### Exercise aim
Pull out the lines from the start of the entries through the line containing "- step-out-icon[interactable]: [1478, 0, 1504, 21]" and copy them word for word.

** begin **

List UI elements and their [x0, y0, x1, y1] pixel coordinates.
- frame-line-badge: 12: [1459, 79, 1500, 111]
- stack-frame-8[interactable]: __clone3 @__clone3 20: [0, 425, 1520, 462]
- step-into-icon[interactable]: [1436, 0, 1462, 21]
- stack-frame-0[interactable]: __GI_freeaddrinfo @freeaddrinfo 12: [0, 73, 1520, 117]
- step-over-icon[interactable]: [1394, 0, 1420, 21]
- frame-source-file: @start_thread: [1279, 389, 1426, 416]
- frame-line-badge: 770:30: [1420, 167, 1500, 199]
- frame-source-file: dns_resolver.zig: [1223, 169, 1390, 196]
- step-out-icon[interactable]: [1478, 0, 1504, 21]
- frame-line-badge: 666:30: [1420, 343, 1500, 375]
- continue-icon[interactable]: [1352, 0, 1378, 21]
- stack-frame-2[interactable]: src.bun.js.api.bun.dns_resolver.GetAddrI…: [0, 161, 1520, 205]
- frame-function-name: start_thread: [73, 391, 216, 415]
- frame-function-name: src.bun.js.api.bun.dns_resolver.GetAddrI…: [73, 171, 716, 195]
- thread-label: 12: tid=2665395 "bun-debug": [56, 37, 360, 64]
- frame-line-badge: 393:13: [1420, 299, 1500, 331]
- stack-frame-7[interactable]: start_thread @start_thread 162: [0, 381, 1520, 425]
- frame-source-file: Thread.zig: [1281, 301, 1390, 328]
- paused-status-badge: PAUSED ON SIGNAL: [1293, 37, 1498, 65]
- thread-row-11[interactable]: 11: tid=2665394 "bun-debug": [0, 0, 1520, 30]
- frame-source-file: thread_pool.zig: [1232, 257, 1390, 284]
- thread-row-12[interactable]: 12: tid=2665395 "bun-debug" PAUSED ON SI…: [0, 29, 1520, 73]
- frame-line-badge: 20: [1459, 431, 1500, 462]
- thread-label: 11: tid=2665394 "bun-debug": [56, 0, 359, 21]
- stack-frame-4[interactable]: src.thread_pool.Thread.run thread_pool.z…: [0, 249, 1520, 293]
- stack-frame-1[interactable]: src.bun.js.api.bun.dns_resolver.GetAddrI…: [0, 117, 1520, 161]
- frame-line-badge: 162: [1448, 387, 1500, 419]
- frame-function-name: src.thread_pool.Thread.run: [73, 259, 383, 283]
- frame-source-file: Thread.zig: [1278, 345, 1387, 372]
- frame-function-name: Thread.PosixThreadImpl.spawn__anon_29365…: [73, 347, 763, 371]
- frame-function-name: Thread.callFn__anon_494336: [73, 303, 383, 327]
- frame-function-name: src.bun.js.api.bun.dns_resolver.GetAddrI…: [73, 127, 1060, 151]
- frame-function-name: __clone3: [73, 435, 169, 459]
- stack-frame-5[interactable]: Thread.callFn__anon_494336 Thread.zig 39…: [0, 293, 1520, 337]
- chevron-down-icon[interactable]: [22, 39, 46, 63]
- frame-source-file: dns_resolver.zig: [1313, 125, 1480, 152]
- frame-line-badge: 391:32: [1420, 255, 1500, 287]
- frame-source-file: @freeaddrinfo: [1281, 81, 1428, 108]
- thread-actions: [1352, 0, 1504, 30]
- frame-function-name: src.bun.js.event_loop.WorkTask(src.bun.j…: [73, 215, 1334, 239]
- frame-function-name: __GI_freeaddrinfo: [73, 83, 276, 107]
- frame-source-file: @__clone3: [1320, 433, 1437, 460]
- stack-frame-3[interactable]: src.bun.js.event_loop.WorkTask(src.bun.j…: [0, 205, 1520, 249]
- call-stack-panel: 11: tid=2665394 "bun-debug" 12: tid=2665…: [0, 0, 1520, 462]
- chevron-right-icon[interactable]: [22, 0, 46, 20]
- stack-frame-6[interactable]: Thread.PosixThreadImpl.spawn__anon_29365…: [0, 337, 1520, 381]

** end **

### Solution to this exercise
List UI elements and their [x0, y0, x1, y1] pixel coordinates.
- frame-line-badge: 12: [1459, 79, 1500, 111]
- stack-frame-8[interactable]: __clone3 @__clone3 20: [0, 425, 1520, 462]
- step-into-icon[interactable]: [1436, 0, 1462, 21]
- stack-frame-0[interactable]: __GI_freeaddrinfo @freeaddrinfo 12: [0, 73, 1520, 117]
- step-over-icon[interactable]: [1394, 0, 1420, 21]
- frame-source-file: @start_thread: [1279, 389, 1426, 416]
- frame-line-badge: 770:30: [1420, 167, 1500, 199]
- frame-source-file: dns_resolver.zig: [1223, 169, 1390, 196]
- step-out-icon[interactable]: [1478, 0, 1504, 21]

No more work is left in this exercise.